YOUR OBJECTIVE: Please report every line from the material that contains the word "Test".

DATA SECTION:
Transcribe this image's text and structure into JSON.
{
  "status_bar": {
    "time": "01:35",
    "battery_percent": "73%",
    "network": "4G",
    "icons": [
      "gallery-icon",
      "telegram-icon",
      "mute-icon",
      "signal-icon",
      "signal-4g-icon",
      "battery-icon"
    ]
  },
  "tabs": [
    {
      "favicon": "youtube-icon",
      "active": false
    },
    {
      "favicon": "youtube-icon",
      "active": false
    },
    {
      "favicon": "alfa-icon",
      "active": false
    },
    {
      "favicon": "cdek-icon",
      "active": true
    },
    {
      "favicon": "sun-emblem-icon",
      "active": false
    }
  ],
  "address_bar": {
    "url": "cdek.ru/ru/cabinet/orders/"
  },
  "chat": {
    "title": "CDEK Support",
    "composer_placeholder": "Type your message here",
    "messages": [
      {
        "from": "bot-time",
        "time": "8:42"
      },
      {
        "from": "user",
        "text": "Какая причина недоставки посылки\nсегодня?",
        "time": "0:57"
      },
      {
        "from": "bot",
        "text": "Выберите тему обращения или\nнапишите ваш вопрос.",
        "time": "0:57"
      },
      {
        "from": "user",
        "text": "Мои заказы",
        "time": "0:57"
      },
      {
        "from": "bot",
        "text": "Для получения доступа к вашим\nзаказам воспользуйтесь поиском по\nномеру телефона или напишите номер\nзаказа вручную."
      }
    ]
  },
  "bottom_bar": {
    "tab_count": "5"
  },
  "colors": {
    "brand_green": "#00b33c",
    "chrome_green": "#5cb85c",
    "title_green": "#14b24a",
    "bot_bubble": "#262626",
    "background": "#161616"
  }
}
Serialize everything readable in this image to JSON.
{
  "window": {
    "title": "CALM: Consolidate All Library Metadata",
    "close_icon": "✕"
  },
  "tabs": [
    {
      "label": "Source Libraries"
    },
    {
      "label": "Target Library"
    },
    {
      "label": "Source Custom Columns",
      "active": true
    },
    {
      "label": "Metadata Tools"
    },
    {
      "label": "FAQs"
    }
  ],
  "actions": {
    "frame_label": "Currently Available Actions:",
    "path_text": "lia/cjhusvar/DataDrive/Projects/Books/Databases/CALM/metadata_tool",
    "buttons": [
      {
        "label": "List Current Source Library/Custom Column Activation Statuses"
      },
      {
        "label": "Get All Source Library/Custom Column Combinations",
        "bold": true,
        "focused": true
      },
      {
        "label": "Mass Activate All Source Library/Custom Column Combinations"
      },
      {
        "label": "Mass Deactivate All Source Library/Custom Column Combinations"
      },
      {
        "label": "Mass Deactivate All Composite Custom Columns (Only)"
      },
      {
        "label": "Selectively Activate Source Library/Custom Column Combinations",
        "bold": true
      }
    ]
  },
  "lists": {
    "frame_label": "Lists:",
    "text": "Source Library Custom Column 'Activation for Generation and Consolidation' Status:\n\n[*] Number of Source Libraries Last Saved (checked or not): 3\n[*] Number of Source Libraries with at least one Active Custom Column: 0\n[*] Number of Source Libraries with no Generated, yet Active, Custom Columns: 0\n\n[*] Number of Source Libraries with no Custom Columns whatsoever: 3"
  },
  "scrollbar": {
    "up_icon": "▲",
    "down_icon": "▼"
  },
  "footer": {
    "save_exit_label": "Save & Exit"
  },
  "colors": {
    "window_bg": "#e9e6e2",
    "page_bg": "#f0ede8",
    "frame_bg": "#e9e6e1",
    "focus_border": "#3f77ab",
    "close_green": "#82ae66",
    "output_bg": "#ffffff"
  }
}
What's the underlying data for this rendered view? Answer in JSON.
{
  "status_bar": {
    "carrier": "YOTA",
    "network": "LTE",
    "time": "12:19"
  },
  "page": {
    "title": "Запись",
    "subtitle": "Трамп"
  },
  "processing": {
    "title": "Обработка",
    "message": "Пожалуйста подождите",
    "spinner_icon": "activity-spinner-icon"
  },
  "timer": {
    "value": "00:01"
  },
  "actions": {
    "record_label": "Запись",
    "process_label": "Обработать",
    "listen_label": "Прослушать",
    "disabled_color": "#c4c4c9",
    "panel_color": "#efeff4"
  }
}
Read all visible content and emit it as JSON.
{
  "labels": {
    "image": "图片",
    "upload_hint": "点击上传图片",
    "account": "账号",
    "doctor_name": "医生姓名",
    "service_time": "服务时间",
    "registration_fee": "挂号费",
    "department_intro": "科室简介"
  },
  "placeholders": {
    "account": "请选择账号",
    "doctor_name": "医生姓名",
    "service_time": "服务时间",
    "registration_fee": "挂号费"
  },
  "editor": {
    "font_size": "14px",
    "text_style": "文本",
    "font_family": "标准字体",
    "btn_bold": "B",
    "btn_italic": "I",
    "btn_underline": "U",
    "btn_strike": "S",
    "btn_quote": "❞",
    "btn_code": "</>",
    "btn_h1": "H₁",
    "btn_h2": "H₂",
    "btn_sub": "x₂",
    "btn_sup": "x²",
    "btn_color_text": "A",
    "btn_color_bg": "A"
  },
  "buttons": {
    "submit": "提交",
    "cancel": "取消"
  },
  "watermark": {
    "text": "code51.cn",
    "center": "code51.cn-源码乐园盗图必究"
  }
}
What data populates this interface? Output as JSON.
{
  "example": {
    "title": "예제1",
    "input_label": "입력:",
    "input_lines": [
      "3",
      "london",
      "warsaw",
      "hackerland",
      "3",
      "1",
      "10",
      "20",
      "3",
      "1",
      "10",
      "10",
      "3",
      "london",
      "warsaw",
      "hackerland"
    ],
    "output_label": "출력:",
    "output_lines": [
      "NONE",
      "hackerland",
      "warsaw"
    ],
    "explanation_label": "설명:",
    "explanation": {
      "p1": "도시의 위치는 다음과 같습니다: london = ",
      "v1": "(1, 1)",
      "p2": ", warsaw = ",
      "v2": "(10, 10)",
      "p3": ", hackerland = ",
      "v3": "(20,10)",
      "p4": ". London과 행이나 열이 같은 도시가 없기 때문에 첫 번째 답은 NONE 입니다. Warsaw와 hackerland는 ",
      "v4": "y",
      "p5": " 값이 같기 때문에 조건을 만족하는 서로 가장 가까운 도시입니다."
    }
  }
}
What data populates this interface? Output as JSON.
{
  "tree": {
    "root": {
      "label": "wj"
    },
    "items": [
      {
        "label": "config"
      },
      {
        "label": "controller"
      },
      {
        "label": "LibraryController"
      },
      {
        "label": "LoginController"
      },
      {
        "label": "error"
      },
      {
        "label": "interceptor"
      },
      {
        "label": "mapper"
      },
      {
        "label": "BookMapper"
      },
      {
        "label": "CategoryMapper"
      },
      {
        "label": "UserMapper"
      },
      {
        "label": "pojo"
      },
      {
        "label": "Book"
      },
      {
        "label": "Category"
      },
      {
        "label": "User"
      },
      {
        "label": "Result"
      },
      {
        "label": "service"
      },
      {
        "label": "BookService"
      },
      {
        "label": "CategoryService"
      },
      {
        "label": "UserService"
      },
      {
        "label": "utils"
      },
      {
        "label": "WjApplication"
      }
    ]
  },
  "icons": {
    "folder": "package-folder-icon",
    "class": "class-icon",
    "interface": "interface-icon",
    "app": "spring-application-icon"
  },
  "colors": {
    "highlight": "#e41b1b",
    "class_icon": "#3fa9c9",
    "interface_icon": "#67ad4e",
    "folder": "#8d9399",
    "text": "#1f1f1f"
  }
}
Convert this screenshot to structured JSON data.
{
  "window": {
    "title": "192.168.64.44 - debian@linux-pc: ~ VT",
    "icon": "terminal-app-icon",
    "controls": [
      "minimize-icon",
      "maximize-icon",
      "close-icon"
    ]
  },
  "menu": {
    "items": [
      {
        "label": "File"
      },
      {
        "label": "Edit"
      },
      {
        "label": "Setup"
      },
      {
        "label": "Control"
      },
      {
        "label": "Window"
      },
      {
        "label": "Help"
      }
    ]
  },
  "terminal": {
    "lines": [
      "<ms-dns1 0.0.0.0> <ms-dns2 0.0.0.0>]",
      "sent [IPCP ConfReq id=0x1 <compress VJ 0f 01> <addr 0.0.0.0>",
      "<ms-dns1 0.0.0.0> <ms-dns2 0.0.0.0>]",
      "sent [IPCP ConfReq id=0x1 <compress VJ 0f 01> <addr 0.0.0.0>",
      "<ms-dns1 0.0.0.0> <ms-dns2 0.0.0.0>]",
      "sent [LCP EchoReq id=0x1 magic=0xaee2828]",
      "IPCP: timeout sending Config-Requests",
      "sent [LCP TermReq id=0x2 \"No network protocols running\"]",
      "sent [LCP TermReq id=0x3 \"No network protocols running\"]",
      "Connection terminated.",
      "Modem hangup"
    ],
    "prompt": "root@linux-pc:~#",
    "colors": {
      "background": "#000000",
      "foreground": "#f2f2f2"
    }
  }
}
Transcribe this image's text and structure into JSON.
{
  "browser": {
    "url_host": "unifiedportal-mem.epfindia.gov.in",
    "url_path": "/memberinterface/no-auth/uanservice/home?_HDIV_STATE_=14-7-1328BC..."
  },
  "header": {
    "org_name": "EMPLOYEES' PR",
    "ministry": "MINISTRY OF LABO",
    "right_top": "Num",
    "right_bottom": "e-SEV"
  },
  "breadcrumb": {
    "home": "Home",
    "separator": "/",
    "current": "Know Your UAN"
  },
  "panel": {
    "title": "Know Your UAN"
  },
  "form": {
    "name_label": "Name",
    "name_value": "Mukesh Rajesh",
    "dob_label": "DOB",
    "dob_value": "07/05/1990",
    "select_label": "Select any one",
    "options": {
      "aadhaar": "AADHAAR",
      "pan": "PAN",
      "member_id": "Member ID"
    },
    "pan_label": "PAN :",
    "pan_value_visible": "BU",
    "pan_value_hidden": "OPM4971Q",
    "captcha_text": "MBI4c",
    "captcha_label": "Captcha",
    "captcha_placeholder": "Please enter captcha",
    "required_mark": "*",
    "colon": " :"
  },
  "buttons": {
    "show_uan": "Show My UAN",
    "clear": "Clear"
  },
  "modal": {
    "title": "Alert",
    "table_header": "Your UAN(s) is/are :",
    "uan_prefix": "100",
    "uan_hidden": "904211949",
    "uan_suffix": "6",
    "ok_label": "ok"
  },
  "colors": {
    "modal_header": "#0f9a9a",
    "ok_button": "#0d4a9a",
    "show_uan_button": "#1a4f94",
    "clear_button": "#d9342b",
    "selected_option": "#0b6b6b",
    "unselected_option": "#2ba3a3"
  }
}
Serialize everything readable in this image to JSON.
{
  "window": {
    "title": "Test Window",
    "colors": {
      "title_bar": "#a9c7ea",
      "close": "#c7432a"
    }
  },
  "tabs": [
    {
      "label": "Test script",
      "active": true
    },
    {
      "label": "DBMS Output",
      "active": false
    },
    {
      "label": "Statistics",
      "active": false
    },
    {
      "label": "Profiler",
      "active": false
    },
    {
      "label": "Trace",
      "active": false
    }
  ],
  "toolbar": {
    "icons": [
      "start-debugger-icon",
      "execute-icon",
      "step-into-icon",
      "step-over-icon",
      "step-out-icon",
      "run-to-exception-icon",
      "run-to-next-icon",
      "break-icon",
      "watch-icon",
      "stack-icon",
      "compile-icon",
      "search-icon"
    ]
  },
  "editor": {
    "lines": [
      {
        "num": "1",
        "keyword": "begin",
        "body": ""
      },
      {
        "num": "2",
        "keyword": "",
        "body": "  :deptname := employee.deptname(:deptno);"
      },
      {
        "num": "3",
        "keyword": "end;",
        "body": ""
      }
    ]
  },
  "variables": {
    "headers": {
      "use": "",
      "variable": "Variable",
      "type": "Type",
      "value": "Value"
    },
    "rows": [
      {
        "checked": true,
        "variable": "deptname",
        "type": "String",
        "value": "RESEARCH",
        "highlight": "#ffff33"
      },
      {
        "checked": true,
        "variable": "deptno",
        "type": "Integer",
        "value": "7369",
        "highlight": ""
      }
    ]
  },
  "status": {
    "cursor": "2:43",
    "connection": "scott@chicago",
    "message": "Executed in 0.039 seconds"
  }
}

TASK RESPONSE:
    "title": "Test Window",
      "label": "Test script",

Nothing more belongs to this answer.